<<<<
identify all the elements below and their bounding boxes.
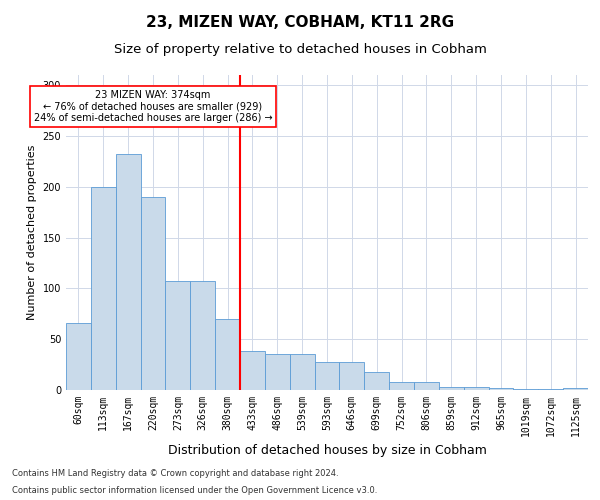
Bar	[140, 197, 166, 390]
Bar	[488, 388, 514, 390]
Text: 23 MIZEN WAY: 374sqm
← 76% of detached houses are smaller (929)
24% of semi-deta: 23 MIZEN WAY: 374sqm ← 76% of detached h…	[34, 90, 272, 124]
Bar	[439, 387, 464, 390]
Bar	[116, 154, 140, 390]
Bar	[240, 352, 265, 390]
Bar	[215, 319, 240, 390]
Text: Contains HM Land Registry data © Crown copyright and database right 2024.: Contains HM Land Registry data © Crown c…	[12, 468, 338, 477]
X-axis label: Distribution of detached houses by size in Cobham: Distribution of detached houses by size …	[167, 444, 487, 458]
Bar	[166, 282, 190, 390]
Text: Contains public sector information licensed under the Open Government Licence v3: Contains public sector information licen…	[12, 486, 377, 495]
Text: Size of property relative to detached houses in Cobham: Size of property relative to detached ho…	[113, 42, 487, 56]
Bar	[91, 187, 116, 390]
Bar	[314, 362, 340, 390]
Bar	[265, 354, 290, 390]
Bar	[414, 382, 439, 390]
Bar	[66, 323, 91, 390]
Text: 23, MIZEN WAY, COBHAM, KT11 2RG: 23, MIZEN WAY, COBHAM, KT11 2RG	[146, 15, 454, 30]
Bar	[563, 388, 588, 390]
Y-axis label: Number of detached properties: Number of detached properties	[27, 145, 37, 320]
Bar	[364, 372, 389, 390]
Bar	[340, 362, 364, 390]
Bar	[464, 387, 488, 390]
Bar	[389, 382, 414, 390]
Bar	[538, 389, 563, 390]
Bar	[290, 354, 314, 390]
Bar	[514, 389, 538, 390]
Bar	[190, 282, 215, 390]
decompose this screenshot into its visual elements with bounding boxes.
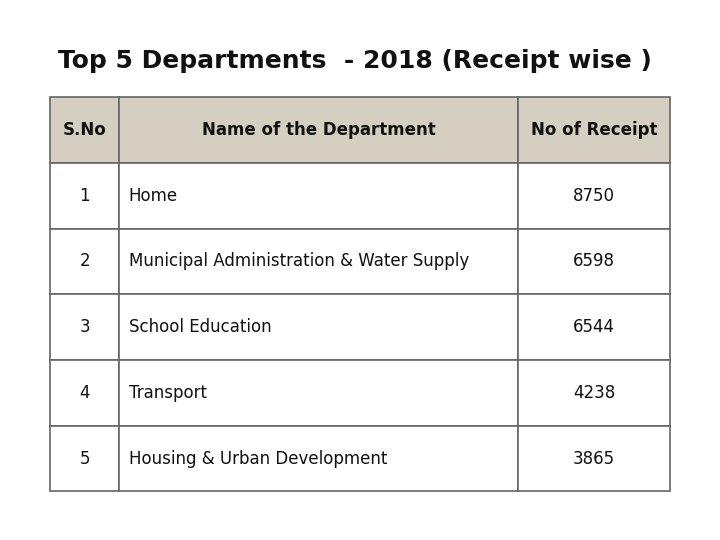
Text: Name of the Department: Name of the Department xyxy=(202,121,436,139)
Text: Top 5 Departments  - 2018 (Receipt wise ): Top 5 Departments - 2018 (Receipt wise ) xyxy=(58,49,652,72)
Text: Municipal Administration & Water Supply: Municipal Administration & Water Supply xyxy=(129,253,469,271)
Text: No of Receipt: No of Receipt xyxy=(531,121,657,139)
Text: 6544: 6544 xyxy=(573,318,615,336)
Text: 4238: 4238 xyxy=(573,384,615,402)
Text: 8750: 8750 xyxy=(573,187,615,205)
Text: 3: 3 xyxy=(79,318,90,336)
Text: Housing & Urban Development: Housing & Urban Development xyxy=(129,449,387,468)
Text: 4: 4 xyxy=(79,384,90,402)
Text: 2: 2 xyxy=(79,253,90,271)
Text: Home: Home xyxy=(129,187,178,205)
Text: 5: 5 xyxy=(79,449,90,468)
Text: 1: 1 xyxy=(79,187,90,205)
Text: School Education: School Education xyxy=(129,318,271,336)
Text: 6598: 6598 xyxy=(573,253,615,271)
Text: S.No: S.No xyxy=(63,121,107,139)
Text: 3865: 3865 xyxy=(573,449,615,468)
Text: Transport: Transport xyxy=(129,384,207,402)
>>>>
Problem to work on — Can you switch "Bar" to "Column" in the data from the line with "197, 166, 390]" up to and including the line with "Text: Contains public", and give those lines back otherwise unchanged?

Result of the task —
Column	[140, 197, 166, 390]
Column	[488, 388, 514, 390]
Text: 23 MIZEN WAY: 374sqm
← 76% of detached houses are smaller (929)
24% of semi-deta: 23 MIZEN WAY: 374sqm ← 76% of detached h…	[34, 90, 272, 124]
Column	[439, 387, 464, 390]
Column	[116, 154, 140, 390]
Column	[240, 352, 265, 390]
Column	[215, 319, 240, 390]
Text: Contains HM Land Registry data © Crown copyright and database right 2024.: Contains HM Land Registry data © Crown c…	[12, 468, 338, 477]
X-axis label: Distribution of detached houses by size in Cobham: Distribution of detached houses by size …	[167, 444, 487, 458]
Column	[166, 282, 190, 390]
Text: Contains public sector information licensed under the Open Government Licence v3: Contains public sector information licen…	[12, 486, 377, 495]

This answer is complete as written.